#### [Exercise requirements]
Print everything in the Antonio Candela profile below from "Team information" down to "Genoa / 0 / (0)", unchanged.

#### [Page text]
=======

Antonio Candela

Personal information
- Full name: Antonio Candela
- Date of birth: 27 April 2000 (age 26)
- Place of birth: La Spezia, Italy
- Height: 1.86 m (6 ft 1 in)
- Position: Right back

Team information
- Current team: Catanzaro

Youth career
- 2011–2018: Spezia
- 2018–2019: Genoa

Senior career*
- Years: Team / Apps / (Gls)
- 2017–2018: Spezia / 0 / (0)
- 2019–2022: Genoa / 0 / (0)
- 2019–2020: → Trapani (loan) / 7 / (0)
- 2020: → Olbia (loan) / 4 / (0)
- 2020–2021: → Pergolettese (loan) / 30 / (0)
- 2021–2022: → Cesena (loan) / 27 / (4)
- 2022–2026: Venezia / 79 / (2)
- 2025: → Valladolid (loan) / 12 / (0)
- 2025–2026: → Spezia (loan) / 17 / (0)
- 2026–: Spezia / 0 / (0)

=======

#### [Excerpted data]
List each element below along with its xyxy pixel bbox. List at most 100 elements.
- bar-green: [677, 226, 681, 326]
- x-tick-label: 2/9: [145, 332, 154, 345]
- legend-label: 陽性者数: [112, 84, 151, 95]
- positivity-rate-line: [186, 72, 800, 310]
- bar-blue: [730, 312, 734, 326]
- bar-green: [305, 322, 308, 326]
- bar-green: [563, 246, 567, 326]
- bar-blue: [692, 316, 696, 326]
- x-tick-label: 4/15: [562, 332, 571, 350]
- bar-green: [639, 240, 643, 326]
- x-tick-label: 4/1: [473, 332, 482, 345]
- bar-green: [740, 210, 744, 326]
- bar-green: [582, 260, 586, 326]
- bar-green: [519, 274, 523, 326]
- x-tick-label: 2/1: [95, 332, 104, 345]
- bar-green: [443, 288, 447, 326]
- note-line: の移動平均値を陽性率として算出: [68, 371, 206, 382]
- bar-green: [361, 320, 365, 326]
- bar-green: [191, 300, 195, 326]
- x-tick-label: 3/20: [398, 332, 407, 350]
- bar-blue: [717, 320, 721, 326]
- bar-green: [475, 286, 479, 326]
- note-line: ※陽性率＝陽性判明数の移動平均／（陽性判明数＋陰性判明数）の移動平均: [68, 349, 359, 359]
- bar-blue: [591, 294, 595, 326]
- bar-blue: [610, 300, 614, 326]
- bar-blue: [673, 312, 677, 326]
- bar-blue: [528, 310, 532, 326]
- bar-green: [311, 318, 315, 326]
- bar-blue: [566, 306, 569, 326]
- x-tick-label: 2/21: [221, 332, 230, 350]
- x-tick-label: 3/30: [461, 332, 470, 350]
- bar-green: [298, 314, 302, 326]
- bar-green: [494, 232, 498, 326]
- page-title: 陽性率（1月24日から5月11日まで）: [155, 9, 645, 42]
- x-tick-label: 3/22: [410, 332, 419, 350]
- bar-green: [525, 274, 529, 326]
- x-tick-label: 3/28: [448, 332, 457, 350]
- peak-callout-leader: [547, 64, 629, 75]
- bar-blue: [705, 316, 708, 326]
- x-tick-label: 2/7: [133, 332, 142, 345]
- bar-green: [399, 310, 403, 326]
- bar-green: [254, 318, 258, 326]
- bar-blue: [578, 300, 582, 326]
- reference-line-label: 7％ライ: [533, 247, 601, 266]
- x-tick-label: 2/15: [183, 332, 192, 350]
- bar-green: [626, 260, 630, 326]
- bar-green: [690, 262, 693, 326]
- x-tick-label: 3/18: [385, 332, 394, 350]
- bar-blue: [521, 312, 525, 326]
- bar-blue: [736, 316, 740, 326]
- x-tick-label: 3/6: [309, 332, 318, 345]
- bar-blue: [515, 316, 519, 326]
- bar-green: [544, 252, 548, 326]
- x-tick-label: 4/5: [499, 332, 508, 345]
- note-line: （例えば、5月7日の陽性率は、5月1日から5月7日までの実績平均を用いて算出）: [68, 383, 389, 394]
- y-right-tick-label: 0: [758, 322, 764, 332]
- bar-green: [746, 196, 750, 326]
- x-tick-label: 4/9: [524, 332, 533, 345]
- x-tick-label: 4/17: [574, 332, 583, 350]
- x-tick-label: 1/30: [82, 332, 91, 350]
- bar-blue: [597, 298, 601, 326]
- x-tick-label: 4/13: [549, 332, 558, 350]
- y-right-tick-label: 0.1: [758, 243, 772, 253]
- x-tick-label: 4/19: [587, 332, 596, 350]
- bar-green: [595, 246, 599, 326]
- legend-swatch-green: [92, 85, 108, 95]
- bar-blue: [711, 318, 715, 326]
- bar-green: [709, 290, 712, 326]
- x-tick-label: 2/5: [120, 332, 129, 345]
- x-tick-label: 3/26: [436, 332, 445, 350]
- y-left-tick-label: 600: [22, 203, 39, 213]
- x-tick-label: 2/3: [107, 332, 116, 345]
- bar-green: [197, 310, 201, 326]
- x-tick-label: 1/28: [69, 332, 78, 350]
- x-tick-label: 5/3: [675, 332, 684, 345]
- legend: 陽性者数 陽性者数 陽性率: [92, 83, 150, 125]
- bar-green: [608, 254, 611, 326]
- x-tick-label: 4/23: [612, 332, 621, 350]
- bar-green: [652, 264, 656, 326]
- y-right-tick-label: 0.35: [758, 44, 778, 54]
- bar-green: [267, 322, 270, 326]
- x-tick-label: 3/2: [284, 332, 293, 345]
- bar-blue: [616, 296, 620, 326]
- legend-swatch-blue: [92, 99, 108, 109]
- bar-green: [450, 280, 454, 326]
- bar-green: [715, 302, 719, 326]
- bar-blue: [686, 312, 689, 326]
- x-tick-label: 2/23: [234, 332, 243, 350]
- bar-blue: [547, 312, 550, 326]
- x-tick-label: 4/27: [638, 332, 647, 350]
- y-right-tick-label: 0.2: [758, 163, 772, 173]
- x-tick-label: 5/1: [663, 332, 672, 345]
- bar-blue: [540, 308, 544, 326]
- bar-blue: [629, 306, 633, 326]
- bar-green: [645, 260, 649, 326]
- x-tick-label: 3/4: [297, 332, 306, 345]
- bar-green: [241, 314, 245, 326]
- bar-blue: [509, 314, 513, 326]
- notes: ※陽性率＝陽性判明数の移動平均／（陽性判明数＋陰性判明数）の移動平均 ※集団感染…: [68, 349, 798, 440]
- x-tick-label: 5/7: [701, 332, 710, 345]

=======

#### [Solution to this problem]
Team information
- Current team: Catanzaro

Youth career
- 2011–2018: Spezia
- 2018–2019: Genoa

Senior career*
- Years: Team / Apps / (Gls)
- 2017–2018: Spezia / 0 / (0)
- 2019–2022: Genoa / 0 / (0)